■ DIRECTIONS FOR THIS TASK ■
Please transcribe the data that follows without the pictures, keeping every word the same.

■ THE DATA ■
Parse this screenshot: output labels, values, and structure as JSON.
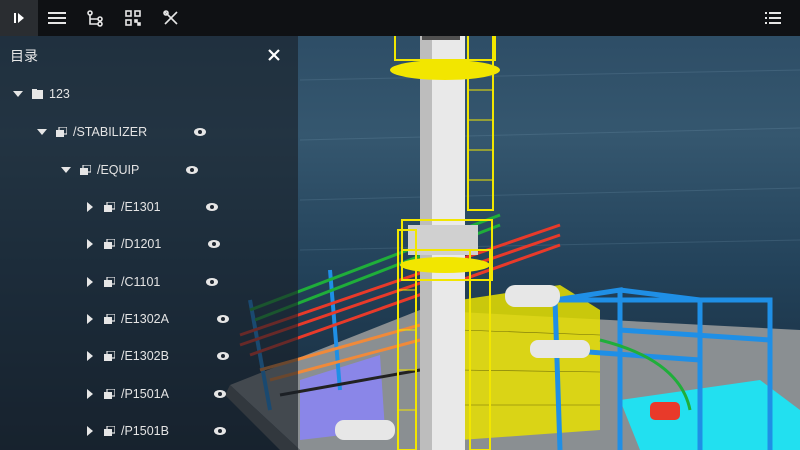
{
  "panel": {
    "title": "目录",
    "tree": [
      {
        "label": "123",
        "expanded": true,
        "icon": "folder-icon"
      },
      {
        "label": "/STABILIZER",
        "expanded": true,
        "icon": "component-icon"
      },
      {
        "label": "/EQUIP",
        "expanded": true,
        "icon": "component-icon"
      },
      {
        "label": "/E1301",
        "expanded": false,
        "icon": "component-icon"
      },
      {
        "label": "/D1201",
        "expanded": false,
        "icon": "component-icon"
      },
      {
        "label": "/C1101",
        "expanded": false,
        "icon": "component-icon"
      },
      {
        "label": "/E1302A",
        "expanded": false,
        "icon": "component-icon"
      },
      {
        "label": "/E1302B",
        "expanded": false,
        "icon": "component-icon"
      },
      {
        "label": "/P1501A",
        "expanded": false,
        "icon": "component-icon"
      },
      {
        "label": "/P1501B",
        "expanded": false,
        "icon": "component-icon"
      }
    ]
  },
  "toolbar": {
    "buttons": [
      "play-icon",
      "menu-icon",
      "tree-structure-icon",
      "qr-scan-icon",
      "measure-tools-icon"
    ],
    "right_button": "list-icon"
  },
  "colors": {
    "toolbar_bg": "#0f1114",
    "structure_yellow": "#f2e600",
    "steel_blue": "#1f8fe6",
    "pipe_red": "#e83a2a",
    "pipe_green": "#1fae3a",
    "cyan_platform": "#22e0f0",
    "panel_bg": "rgba(24,30,38,0.62)"
  }
}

■ THE REPLY ■
Parse this screenshot: output labels, values, and structure as JSON.
{
  "panel": {
    "title": "目录",
    "tree": [
      {
        "label": "123",
        "expanded": true,
        "icon": "folder-icon"
      },
      {
        "label": "/STABILIZER",
        "expanded": true,
        "icon": "component-icon"
      },
      {
        "label": "/EQUIP",
        "expanded": true,
        "icon": "component-icon"
      },
      {
        "label": "/E1301",
        "expanded": false,
        "icon": "component-icon"
      },
      {
        "label": "/D1201",
        "expanded": false,
        "icon": "component-icon"
      },
      {
        "label": "/C1101",
        "expanded": false,
        "icon": "component-icon"
      },
      {
        "label": "/E1302A",
        "expanded": false,
        "icon": "component-icon"
      },
      {
        "label": "/E1302B",
        "expanded": false,
        "icon": "component-icon"
      },
      {
        "label": "/P1501A",
        "expanded": false,
        "icon": "component-icon"
      },
      {
        "label": "/P1501B",
        "expanded": false,
        "icon": "component-icon"
      }
    ]
  },
  "toolbar": {
    "buttons": [
      "play-icon",
      "menu-icon",
      "tree-structure-icon",
      "qr-scan-icon",
      "measure-tools-icon"
    ],
    "right_button": "list-icon"
  },
  "colors": {
    "toolbar_bg": "#0f1114",
    "structure_yellow": "#f2e600",
    "steel_blue": "#1f8fe6",
    "pipe_red": "#e83a2a",
    "pipe_green": "#1fae3a",
    "cyan_platform": "#22e0f0",
    "panel_bg": "rgba(24,30,38,0.62)"
  }
}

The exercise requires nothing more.